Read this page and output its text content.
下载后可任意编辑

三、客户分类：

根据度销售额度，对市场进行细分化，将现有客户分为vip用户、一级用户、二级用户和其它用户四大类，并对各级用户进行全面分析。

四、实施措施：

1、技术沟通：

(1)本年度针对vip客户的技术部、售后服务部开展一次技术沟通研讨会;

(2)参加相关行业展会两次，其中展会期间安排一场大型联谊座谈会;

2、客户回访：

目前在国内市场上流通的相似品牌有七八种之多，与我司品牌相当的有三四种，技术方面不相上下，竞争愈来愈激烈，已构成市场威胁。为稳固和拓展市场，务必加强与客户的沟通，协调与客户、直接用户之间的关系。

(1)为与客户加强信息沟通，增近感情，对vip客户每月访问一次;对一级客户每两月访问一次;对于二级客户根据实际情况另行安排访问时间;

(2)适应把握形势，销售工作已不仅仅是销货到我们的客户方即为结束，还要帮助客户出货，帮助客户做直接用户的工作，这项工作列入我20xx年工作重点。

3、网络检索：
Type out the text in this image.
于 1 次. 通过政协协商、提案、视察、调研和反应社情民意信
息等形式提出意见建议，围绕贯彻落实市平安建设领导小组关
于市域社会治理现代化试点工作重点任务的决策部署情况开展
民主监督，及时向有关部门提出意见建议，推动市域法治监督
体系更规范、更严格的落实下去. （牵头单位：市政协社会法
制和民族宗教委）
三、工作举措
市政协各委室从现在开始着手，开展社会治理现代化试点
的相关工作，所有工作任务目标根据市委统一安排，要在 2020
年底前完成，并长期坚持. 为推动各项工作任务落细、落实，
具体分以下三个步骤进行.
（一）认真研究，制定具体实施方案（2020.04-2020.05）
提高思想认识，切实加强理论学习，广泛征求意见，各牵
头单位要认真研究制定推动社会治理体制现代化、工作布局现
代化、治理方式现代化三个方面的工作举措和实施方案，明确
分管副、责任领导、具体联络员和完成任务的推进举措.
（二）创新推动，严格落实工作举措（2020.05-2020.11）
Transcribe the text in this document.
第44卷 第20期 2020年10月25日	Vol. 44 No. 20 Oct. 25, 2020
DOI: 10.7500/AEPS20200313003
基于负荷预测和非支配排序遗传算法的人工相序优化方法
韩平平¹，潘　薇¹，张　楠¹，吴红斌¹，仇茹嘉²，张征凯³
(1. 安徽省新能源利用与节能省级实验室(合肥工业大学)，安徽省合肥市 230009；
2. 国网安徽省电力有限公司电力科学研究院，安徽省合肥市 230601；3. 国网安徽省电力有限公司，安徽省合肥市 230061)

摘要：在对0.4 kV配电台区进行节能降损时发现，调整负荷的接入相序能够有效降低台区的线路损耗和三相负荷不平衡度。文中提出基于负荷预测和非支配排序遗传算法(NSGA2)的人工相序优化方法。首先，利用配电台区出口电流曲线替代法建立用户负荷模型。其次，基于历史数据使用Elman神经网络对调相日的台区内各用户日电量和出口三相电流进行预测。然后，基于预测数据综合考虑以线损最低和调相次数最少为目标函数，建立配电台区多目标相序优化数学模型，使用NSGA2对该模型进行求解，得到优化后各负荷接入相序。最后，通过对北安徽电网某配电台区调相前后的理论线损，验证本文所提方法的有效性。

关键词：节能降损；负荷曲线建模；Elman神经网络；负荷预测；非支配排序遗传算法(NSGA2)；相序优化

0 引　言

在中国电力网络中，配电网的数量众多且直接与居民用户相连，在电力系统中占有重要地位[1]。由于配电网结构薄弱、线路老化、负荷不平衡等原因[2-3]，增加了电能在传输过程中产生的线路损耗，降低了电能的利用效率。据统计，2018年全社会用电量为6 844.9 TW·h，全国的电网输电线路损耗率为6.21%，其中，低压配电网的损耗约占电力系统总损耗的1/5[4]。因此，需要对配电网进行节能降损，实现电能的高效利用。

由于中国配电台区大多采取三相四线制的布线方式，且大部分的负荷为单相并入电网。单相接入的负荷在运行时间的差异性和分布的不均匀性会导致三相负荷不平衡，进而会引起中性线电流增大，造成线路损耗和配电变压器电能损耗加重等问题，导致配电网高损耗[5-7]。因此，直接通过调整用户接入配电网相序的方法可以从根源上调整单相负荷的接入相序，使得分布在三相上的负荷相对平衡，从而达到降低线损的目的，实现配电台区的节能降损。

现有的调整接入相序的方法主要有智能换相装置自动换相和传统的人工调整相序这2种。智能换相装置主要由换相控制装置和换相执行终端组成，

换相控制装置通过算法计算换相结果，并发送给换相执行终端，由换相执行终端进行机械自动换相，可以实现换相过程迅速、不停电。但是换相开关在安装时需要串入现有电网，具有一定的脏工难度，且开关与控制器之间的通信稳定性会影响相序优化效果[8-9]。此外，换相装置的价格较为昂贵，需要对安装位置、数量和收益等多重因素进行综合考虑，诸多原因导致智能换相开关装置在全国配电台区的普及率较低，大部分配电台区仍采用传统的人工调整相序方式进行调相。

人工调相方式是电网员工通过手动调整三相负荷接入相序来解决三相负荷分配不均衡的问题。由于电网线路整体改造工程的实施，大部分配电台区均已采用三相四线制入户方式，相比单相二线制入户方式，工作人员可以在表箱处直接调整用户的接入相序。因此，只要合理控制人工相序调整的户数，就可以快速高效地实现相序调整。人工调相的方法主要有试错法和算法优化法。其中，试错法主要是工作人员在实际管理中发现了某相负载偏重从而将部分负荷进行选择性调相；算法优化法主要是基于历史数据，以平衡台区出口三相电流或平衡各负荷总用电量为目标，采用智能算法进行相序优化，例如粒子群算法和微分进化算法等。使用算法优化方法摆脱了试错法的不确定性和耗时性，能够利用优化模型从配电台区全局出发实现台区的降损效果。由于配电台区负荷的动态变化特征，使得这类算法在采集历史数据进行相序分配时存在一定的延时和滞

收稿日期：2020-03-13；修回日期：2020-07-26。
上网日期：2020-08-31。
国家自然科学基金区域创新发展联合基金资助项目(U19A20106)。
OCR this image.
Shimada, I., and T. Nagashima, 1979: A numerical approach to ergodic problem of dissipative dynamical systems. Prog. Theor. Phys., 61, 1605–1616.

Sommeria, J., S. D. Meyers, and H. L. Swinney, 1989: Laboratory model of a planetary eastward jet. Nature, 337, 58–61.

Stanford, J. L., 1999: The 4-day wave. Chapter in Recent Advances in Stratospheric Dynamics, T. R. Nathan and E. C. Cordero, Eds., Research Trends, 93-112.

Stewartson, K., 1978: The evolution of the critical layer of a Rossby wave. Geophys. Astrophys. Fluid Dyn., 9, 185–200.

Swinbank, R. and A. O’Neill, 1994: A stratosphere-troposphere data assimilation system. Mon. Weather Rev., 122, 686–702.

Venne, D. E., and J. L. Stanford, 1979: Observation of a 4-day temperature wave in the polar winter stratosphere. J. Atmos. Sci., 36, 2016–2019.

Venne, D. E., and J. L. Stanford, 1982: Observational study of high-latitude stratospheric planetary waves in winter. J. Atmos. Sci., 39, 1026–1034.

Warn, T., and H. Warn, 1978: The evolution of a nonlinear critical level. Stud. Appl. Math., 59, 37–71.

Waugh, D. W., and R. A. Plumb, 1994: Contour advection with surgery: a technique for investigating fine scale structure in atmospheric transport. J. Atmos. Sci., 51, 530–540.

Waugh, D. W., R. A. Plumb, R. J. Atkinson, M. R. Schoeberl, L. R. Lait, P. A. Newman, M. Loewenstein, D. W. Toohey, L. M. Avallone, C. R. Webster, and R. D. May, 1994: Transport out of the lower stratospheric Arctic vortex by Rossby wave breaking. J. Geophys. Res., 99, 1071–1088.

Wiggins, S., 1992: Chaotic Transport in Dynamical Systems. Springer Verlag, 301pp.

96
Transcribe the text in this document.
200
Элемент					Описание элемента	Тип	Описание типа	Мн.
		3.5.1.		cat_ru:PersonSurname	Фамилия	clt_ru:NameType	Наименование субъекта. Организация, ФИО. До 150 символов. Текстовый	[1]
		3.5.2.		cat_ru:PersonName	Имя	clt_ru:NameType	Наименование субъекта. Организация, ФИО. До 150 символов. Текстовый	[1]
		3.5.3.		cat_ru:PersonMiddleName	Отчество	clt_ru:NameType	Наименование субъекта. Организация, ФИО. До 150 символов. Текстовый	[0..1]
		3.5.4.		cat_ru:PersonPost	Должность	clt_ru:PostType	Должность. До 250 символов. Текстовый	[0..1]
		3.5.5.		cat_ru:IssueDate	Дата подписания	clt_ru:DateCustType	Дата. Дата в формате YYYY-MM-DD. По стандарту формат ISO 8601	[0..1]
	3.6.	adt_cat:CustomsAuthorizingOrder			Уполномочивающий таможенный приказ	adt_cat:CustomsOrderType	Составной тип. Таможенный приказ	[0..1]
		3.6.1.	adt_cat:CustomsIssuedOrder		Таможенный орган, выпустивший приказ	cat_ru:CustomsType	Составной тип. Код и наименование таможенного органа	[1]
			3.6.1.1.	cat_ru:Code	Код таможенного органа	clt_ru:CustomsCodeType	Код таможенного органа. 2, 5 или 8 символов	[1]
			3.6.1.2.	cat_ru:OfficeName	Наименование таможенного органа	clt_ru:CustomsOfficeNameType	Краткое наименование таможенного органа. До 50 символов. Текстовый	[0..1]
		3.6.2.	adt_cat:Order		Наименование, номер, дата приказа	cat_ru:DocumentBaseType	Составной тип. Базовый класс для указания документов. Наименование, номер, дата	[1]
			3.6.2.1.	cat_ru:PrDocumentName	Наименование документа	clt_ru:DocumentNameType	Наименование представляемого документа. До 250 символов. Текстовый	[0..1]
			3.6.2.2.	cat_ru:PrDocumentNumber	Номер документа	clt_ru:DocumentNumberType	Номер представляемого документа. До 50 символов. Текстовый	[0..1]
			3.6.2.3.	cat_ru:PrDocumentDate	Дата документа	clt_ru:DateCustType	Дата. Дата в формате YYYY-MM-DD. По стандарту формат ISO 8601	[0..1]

• • • •

Locate the lines above that hold the word "Rossby". Show every one of them.

--- Finished answer ---
Stewartson, K., 1978: The evolution of the critical layer of a Rossby wave. Geophys. Astrophys. Fluid Dyn., 9, 185–200.
Waugh, D. W., R. A. Plumb, R. J. Atkinson, M. R. Schoeberl, L. R. Lait, P. A. Newman, M. Loewenstein, D. W. Toohey, L. M. Avallone, C. R. Webster, and R. D. May, 1994: Transport out of the lower stratospheric Arctic vortex by Rossby wave breaking. J. Geophys. Res., 99, 1071–1088.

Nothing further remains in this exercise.